Required work —
Repeat the entire listing exactly as written.

>> Start Stored data

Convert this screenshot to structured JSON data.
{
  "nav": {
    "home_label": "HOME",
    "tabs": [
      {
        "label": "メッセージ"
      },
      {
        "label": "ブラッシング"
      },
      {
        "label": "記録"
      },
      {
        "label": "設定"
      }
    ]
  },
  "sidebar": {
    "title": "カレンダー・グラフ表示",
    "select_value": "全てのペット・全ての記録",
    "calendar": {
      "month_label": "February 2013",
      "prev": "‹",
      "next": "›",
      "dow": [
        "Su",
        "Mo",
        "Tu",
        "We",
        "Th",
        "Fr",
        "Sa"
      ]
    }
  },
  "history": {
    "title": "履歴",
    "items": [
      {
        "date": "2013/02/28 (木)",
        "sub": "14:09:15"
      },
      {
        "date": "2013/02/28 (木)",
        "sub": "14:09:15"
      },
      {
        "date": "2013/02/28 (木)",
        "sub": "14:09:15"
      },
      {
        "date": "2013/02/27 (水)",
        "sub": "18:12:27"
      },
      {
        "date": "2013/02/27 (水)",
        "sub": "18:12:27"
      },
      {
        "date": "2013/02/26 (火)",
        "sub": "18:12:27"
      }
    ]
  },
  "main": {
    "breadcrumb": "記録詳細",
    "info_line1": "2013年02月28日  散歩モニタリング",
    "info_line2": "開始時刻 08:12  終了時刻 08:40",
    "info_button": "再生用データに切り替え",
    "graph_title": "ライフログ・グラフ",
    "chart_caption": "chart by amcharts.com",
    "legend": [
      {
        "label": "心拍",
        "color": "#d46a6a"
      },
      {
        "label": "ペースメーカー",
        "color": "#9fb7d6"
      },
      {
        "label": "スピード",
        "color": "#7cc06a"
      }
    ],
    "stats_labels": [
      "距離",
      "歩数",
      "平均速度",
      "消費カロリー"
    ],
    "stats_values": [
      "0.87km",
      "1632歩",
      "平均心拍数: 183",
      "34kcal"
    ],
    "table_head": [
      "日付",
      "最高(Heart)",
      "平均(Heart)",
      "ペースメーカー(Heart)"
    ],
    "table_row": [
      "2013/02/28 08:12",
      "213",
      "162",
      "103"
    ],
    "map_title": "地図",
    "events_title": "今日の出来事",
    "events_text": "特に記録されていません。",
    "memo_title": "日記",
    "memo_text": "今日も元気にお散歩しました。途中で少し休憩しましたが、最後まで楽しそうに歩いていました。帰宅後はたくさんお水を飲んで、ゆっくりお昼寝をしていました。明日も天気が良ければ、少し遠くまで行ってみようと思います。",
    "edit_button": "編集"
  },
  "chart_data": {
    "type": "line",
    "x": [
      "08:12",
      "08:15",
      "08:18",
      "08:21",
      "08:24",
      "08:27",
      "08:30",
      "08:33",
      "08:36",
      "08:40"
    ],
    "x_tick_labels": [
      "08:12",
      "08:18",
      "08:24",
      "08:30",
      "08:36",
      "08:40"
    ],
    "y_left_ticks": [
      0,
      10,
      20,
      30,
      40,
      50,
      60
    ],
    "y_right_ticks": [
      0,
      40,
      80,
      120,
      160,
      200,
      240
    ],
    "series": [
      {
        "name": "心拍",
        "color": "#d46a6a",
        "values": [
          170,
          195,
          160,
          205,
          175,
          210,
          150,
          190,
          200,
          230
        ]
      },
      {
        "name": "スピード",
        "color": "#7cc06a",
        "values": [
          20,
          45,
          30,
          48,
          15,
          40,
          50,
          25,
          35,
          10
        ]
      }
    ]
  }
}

>> End Stored data

Answer in full —
Convert this screenshot to structured JSON data.
{
  "nav": {
    "home_label": "HOME",
    "tabs": [
      {
        "label": "メッセージ"
      },
      {
        "label": "ブラッシング"
      },
      {
        "label": "記録"
      },
      {
        "label": "設定"
      }
    ]
  },
  "sidebar": {
    "title": "カレンダー・グラフ表示",
    "select_value": "全てのペット・全ての記録",
    "calendar": {
      "month_label": "February 2013",
      "prev": "‹",
      "next": "›",
      "dow": [
        "Su",
        "Mo",
        "Tu",
        "We",
        "Th",
        "Fr",
        "Sa"
      ]
    }
  },
  "history": {
    "title": "履歴",
    "items": [
      {
        "date": "2013/02/28 (木)",
        "sub": "14:09:15"
      },
      {
        "date": "2013/02/28 (木)",
        "sub": "14:09:15"
      },
      {
        "date": "2013/02/28 (木)",
        "sub": "14:09:15"
      },
      {
        "date": "2013/02/27 (水)",
        "sub": "18:12:27"
      },
      {
        "date": "2013/02/27 (水)",
        "sub": "18:12:27"
      },
      {
        "date": "2013/02/26 (火)",
        "sub": "18:12:27"
      }
    ]
  },
  "main": {
    "breadcrumb": "記録詳細",
    "info_line1": "2013年02月28日  散歩モニタリング",
    "info_line2": "開始時刻 08:12  終了時刻 08:40",
    "info_button": "再生用データに切り替え",
    "graph_title": "ライフログ・グラフ",
    "chart_caption": "chart by amcharts.com",
    "legend": [
      {
        "label": "心拍",
        "color": "#d46a6a"
      },
      {
        "label": "ペースメーカー",
        "color": "#9fb7d6"
      },
      {
        "label": "スピード",
        "color": "#7cc06a"
      }
    ],
    "stats_labels": [
      "距離",
      "歩数",
      "平均速度",
      "消費カロリー"
    ],
    "stats_values": [
      "0.87km",
      "1632歩",
      "平均心拍数: 183",
      "34kcal"
    ],
    "table_head": [
      "日付",
      "最高(Heart)",
      "平均(Heart)",
      "ペースメーカー(Heart)"
    ],
    "table_row": [
      "2013/02/28 08:12",
      "213",
      "162",
      "103"
    ],
    "map_title": "地図",
    "events_title": "今日の出来事",
    "events_text": "特に記録されていません。",
    "memo_title": "日記",
    "memo_text": "今日も元気にお散歩しました。途中で少し休憩しましたが、最後まで楽しそうに歩いていました。帰宅後はたくさんお水を飲んで、ゆっくりお昼寝をしていました。明日も天気が良ければ、少し遠くまで行ってみようと思います。",
    "edit_button": "編集"
  },
  "chart_data": {
    "type": "line",
    "x": [
      "08:12",
      "08:15",
      "08:18",
      "08:21",
      "08:24",
      "08:27",
      "08:30",
      "08:33",
      "08:36",
      "08:40"
    ],
    "x_tick_labels": [
      "08:12",
      "08:18",
      "08:24",
      "08:30",
      "08:36",
      "08:40"
    ],
    "y_left_ticks": [
      0,
      10,
      20,
      30,
      40,
      50,
      60
    ],
    "y_right_ticks": [
      0,
      40,
      80,
      120,
      160,
      200,
      240
    ],
    "series": [
      {
        "name": "心拍",
        "color": "#d46a6a",
        "values": [
          170,
          195,
          160,
          205,
          175,
          210,
          150,
          190,
          200,
          230
        ]
      },
      {
        "name": "スピード",
        "color": "#7cc06a",
        "values": [
          20,
          45,
          30,
          48,
          15,
          40,
          50,
          25,
          35,
          10
        ]
      }
    ]
  }
}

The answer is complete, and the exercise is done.